Begin
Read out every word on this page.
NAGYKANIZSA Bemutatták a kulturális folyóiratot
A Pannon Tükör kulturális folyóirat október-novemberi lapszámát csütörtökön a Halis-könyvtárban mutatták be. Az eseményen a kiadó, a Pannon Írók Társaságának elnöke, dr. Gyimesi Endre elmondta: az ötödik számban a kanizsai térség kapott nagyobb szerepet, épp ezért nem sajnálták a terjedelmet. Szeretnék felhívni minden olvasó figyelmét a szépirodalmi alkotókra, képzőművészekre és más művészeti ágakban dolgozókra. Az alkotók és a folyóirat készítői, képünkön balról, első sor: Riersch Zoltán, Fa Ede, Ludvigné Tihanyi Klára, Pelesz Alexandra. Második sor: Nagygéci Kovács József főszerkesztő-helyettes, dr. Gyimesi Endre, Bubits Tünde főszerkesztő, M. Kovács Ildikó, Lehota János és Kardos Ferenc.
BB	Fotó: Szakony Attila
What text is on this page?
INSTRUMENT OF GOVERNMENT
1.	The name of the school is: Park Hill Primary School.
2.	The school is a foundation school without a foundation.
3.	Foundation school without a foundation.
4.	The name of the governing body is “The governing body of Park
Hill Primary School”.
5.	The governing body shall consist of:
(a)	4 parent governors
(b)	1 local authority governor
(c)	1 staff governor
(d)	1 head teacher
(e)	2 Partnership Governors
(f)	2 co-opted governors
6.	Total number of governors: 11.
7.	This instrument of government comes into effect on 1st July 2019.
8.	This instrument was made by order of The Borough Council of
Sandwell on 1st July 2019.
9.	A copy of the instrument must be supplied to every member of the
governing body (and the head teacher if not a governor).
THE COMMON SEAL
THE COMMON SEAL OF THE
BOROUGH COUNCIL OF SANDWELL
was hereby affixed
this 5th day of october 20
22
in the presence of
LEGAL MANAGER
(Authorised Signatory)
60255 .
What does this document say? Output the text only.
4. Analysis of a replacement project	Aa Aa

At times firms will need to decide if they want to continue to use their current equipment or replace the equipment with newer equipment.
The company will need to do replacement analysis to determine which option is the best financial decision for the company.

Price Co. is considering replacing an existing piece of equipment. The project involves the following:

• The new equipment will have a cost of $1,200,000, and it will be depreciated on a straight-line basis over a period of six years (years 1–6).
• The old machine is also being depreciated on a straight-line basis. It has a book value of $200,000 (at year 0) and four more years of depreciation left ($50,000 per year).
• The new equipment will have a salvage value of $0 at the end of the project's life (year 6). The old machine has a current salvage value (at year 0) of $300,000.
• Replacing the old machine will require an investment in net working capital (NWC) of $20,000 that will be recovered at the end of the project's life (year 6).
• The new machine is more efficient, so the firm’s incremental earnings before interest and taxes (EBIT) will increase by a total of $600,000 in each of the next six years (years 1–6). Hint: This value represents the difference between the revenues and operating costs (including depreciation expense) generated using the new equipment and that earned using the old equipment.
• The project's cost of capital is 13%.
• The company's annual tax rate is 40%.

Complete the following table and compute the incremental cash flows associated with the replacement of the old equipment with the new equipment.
End
GIVEN TASK
Exactly as written above, please repeat the entries.

REPLY TO THE TASK
Read out every word on this page.
NAGYKANIZSA Bemutatták a kulturális folyóiratot
A Pannon Tükör kulturális folyóirat október-novemberi lapszámát csütörtökön a Halis-könyvtárban mutatták be. Az eseményen a kiadó, a Pannon Írók Társaságának elnöke, dr. Gyimesi Endre elmondta: az ötödik számban a kanizsai térség kapott nagyobb szerepet, épp ezért nem sajnálták a terjedelmet. Szeretnék felhívni minden olvasó figyelmét a szépirodalmi alkotókra, képzőművészekre és más művészeti ágakban dolgozókra. Az alkotók és a folyóirat készítői, képünkön balról, első sor: Riersch Zoltán, Fa Ede, Ludvigné Tihanyi Klára, Pelesz Alexandra. Második sor: Nagygéci Kovács József főszerkesztő-helyettes, dr. Gyimesi Endre, Bubits Tünde főszerkesztő, M. Kovács Ildikó, Lehota János és Kardos Ferenc.
BB	Fotó: Szakony Attila
What text is on this page?
INSTRUMENT OF GOVERNMENT
1.	The name of the school is: Park Hill Primary School.
2.	The school is a foundation school without a foundation.
3.	Foundation school without a foundation.
4.	The name of the governing body is “The governing body of Park
Hill Primary School”.
5.	The governing body shall consist of:
(a)	4 parent governors
(b)	1 local authority governor
(c)	1 staff governor
(d)	1 head teacher
(e)	2 Partnership Governors
(f)	2 co-opted governors
6.	Total number of governors: 11.
7.	This instrument of government comes into effect on 1st July 2019.
8.	This instrument was made by order of The Borough Council of
Sandwell on 1st July 2019.
9.	A copy of the instrument must be supplied to every member of the
governing body (and the head teacher if not a governor).
THE COMMON SEAL
THE COMMON SEAL OF THE
BOROUGH COUNCIL OF SANDWELL
was hereby affixed
this 5th day of october 20
22
in the presence of
LEGAL MANAGER
(Authorised Signatory)
60255 .
What does this document say? Output the text only.
4. Analysis of a replacement project	Aa Aa

At times firms will need to decide if they want to continue to use their current equipment or replace the equipment with newer equipment.
The company will need to do replacement analysis to determine which option is the best financial decision for the company.

Price Co. is considering replacing an existing piece of equipment. The project involves the following:

• The new equipment will have a cost of $1,200,000, and it will be depreciated on a straight-line basis over a period of six years (years 1–6).
• The old machine is also being depreciated on a straight-line basis. It has a book value of $200,000 (at year 0) and four more years of depreciation left ($50,000 per year).
• The new equipment will have a salvage value of $0 at the end of the project's life (year 6). The old machine has a current salvage value (at year 0) of $300,000.
• Replacing the old machine will require an investment in net working capital (NWC) of $20,000 that will be recovered at the end of the project's life (year 6).
• The new machine is more efficient, so the firm’s incremental earnings before interest and taxes (EBIT) will increase by a total of $600,000 in each of the next six years (years 1–6). Hint: This value represents the difference between the revenues and operating costs (including depreciation expense) generated using the new equipment and that earned using the old equipment.
• The project's cost of capital is 13%.
• The company's annual tax rate is 40%.

Complete the following table and compute the incremental cash flows associated with the replacement of the old equipment with the new equipment.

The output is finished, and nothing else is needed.